## Challenge
Where the data below has the string "может", return the whole line.

[Data entries]
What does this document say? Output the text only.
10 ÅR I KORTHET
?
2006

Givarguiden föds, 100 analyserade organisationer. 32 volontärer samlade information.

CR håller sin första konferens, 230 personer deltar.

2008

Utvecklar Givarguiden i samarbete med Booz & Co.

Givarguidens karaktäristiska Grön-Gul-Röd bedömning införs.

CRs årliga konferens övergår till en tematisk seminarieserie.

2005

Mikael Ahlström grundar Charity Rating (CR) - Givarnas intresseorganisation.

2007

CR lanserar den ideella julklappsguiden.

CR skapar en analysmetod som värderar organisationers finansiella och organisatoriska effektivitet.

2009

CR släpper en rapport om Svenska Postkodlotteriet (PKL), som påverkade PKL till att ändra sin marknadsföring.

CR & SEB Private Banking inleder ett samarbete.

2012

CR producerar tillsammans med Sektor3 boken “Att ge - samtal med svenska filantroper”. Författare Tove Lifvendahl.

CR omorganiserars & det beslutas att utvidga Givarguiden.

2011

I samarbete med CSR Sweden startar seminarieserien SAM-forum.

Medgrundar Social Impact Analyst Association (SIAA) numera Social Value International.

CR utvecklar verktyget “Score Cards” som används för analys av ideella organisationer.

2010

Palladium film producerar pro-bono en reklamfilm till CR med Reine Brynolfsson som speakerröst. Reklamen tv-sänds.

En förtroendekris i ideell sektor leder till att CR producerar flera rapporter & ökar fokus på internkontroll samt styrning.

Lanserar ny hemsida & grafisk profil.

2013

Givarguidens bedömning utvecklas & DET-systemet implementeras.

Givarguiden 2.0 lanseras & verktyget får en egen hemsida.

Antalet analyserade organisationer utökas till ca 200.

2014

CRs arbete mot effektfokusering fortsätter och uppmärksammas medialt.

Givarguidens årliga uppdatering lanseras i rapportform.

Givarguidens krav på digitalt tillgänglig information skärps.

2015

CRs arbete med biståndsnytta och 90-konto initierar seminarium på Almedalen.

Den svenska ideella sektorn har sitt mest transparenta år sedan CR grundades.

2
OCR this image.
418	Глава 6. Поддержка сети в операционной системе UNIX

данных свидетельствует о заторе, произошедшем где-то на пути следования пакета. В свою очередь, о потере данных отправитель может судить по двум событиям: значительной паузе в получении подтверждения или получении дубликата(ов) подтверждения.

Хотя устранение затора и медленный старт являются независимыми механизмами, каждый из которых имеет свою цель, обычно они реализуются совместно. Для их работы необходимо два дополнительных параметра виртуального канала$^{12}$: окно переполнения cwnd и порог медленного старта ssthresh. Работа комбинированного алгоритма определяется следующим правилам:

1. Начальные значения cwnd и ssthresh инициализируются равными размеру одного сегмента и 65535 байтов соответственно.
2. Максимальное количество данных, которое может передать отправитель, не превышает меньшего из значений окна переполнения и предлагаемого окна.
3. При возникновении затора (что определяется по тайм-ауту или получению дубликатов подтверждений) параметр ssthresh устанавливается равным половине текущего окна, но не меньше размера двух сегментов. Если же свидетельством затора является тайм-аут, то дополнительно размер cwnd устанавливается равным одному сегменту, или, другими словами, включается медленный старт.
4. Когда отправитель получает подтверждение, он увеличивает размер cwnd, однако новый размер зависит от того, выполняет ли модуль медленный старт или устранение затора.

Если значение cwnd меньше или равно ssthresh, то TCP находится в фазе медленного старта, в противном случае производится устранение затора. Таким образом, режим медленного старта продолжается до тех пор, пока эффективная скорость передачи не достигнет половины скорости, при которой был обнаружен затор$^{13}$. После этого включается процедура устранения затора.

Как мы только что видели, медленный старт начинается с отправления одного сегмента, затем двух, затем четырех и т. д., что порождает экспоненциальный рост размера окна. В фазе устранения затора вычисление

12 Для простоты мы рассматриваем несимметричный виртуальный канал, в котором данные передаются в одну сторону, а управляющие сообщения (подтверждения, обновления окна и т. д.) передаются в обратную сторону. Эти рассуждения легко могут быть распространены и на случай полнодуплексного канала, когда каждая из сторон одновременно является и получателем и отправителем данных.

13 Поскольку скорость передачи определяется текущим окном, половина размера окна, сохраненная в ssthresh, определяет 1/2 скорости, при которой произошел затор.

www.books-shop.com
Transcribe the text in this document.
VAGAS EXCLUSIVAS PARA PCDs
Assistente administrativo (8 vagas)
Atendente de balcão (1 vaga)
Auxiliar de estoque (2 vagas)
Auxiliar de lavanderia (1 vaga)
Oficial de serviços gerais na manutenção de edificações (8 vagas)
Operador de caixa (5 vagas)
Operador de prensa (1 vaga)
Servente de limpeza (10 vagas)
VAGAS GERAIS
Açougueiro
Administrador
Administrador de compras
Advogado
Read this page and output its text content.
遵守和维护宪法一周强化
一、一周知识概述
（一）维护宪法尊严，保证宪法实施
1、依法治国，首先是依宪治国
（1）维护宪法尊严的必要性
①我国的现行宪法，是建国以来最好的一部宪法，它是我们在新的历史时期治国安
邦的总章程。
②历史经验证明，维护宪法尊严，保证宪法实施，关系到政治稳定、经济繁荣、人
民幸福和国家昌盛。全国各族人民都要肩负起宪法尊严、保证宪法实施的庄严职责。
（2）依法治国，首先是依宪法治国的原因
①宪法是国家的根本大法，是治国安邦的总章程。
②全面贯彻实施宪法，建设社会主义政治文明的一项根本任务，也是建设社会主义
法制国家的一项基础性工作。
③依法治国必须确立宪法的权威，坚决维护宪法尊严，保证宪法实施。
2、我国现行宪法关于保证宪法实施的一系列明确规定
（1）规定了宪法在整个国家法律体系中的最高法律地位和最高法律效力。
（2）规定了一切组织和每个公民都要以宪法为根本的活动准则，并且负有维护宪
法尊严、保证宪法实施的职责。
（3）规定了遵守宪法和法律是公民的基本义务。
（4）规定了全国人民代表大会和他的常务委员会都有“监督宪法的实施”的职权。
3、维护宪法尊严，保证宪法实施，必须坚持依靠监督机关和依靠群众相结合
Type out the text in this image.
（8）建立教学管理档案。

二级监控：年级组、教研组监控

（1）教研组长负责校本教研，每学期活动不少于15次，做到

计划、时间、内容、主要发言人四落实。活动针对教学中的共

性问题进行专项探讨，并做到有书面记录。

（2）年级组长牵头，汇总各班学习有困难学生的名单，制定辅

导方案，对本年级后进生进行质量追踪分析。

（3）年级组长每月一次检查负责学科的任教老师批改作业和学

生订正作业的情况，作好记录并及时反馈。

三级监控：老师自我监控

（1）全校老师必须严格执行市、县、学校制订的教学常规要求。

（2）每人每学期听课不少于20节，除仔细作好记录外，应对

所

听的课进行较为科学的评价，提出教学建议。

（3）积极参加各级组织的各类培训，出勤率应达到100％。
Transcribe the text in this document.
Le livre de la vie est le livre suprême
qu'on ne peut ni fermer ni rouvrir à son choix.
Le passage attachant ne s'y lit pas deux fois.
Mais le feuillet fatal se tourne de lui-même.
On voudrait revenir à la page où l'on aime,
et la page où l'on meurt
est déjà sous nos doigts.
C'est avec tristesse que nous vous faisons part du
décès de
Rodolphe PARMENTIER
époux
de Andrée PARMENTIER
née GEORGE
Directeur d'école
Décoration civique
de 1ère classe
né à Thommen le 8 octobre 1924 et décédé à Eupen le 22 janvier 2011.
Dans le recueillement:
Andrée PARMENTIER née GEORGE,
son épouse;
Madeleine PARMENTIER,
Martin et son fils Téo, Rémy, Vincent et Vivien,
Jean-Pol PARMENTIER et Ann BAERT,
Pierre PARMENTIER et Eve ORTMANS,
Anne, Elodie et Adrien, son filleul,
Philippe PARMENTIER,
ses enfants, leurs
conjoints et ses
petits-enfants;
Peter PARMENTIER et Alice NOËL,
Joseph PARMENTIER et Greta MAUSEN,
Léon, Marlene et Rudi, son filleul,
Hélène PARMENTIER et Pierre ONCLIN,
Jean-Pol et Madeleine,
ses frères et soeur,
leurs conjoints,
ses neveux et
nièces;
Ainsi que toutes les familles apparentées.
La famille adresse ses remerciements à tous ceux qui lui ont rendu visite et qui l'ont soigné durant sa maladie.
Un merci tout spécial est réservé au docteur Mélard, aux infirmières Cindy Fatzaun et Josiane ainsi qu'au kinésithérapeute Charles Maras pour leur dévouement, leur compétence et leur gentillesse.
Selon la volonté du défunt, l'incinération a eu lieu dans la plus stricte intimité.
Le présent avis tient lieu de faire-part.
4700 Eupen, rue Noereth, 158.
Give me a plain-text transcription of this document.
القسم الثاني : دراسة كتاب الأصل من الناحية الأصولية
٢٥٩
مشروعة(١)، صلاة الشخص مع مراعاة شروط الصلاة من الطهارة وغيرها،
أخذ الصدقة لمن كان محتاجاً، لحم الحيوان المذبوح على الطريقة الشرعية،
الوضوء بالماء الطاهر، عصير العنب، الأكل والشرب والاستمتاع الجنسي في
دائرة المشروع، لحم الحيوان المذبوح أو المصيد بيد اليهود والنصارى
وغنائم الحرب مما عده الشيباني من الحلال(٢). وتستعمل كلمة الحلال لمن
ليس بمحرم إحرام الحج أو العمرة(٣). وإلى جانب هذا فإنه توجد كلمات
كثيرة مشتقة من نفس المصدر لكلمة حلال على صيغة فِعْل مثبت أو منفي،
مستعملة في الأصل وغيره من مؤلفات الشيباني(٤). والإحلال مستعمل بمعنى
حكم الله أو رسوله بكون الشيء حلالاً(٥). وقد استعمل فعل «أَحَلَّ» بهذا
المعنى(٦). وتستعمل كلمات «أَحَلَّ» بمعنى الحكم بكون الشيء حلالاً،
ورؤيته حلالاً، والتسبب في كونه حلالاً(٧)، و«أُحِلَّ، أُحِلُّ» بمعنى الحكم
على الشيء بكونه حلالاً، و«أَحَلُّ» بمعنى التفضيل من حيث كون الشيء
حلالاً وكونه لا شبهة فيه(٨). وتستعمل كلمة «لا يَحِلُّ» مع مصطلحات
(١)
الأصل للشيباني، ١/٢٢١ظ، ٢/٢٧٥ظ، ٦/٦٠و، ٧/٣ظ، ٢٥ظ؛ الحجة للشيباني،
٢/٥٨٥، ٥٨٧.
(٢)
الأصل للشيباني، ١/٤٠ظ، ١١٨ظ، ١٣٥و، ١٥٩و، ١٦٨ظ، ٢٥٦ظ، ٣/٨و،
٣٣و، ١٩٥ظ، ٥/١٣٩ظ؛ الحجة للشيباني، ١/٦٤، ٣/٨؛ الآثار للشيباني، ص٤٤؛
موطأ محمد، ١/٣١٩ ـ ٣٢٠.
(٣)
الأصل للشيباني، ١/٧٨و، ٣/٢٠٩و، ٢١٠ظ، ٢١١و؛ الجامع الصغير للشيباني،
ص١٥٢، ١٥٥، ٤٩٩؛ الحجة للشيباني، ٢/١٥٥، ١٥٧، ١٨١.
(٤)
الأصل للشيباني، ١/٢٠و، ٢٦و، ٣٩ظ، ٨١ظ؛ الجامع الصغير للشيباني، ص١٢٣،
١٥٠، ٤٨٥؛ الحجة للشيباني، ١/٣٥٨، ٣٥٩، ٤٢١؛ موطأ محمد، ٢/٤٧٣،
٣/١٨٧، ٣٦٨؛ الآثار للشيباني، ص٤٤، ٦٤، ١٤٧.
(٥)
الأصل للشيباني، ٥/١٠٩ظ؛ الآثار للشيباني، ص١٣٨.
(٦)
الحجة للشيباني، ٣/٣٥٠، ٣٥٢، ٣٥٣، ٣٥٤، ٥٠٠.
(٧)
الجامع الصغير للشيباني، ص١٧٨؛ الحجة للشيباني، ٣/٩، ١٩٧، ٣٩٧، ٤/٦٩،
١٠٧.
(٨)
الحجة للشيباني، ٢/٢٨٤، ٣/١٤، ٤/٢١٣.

## Result of this exercise
данных свидетельствует о заторе, произошедшем где-то на пути следования пакета. В свою очередь, о потере данных отправитель может судить по двум событиям: значительной паузе в получении подтверждения или получении дубликата(ов) подтверждения.
2. Максимальное количество данных, которое может передать отправитель, не превышает меньшего из значений окна переполнения и предлагаемого окна.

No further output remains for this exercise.